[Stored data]
****

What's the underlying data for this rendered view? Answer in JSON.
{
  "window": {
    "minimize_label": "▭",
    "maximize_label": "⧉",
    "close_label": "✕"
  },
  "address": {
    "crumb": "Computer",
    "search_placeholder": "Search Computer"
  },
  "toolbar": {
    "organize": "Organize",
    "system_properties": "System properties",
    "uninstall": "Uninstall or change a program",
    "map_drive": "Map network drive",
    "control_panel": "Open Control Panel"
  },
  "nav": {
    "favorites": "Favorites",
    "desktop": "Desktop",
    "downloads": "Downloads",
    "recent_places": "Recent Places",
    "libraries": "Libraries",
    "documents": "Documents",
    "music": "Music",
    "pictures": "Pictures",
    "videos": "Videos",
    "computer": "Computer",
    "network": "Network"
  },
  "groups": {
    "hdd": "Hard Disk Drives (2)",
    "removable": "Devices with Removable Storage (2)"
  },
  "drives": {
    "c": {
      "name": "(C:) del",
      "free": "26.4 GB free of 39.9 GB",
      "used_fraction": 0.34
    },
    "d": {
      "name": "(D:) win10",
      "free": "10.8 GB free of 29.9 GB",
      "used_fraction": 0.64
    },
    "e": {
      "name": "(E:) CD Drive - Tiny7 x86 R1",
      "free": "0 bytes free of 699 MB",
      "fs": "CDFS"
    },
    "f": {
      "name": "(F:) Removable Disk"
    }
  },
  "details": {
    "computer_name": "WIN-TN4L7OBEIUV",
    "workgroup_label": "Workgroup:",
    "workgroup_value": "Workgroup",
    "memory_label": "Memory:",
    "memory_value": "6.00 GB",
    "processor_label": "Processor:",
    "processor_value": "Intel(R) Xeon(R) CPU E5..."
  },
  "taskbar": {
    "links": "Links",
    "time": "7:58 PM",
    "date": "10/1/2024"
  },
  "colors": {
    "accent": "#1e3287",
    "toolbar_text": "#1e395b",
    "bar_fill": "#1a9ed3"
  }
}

****

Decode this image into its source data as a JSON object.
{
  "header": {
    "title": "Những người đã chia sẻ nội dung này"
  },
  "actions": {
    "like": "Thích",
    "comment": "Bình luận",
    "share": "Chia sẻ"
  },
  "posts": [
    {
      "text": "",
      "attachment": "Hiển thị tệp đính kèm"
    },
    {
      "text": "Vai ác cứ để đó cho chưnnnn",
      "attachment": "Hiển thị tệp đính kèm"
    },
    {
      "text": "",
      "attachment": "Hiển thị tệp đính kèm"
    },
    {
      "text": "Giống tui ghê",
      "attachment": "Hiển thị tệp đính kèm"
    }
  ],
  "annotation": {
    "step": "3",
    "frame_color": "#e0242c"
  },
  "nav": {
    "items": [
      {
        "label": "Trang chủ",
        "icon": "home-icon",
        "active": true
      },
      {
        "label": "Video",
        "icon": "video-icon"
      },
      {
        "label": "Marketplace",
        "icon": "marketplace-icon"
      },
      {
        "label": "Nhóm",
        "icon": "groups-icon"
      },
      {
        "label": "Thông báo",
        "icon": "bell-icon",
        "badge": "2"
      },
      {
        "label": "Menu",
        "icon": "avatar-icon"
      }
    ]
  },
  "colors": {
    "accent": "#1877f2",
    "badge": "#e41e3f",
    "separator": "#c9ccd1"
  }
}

****

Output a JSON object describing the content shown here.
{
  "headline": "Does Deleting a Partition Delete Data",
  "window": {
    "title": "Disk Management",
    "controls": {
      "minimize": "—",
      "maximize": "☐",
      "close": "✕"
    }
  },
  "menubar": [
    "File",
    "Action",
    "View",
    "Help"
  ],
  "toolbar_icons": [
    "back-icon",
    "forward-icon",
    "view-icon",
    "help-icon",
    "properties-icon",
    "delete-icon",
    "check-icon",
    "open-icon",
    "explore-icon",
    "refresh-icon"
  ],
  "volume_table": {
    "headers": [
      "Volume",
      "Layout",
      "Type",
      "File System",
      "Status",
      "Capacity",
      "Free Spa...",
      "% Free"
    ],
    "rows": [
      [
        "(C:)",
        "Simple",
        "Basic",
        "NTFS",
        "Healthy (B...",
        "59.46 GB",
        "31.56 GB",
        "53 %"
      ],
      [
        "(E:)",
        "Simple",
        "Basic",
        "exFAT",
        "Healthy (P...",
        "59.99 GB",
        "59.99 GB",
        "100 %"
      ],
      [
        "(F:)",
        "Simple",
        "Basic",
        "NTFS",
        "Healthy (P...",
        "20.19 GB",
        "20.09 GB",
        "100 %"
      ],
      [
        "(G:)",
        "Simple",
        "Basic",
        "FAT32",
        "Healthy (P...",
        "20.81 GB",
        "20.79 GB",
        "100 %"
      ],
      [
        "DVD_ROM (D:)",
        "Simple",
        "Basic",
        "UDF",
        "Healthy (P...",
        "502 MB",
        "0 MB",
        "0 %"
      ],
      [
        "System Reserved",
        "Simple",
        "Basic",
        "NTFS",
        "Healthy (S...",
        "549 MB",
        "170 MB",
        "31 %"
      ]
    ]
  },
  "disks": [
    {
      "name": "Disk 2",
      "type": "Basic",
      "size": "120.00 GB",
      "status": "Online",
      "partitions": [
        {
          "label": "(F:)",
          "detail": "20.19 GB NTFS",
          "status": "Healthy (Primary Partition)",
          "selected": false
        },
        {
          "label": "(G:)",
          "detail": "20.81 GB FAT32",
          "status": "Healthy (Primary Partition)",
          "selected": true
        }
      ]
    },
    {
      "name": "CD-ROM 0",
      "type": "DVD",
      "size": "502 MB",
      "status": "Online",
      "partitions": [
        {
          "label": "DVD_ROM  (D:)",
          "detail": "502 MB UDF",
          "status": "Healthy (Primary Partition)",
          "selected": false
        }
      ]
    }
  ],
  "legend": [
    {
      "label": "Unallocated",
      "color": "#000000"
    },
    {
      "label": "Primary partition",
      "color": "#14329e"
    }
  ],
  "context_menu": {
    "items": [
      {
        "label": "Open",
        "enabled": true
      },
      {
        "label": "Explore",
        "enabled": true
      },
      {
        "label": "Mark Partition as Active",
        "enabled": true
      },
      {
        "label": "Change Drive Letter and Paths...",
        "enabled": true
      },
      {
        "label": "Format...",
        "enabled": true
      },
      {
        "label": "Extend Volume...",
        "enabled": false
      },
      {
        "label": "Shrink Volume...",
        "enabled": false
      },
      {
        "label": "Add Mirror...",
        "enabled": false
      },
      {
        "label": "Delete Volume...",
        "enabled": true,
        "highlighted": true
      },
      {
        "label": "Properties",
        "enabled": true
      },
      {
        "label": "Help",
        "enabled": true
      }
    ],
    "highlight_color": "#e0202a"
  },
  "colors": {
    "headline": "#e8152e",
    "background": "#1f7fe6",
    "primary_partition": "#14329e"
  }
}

****

What to do:
Search the entries for the word "title" and pick out every line that holds it.

Answer:
    "title": "Những người đã chia sẻ nội dung này"
    "title": "Disk Management",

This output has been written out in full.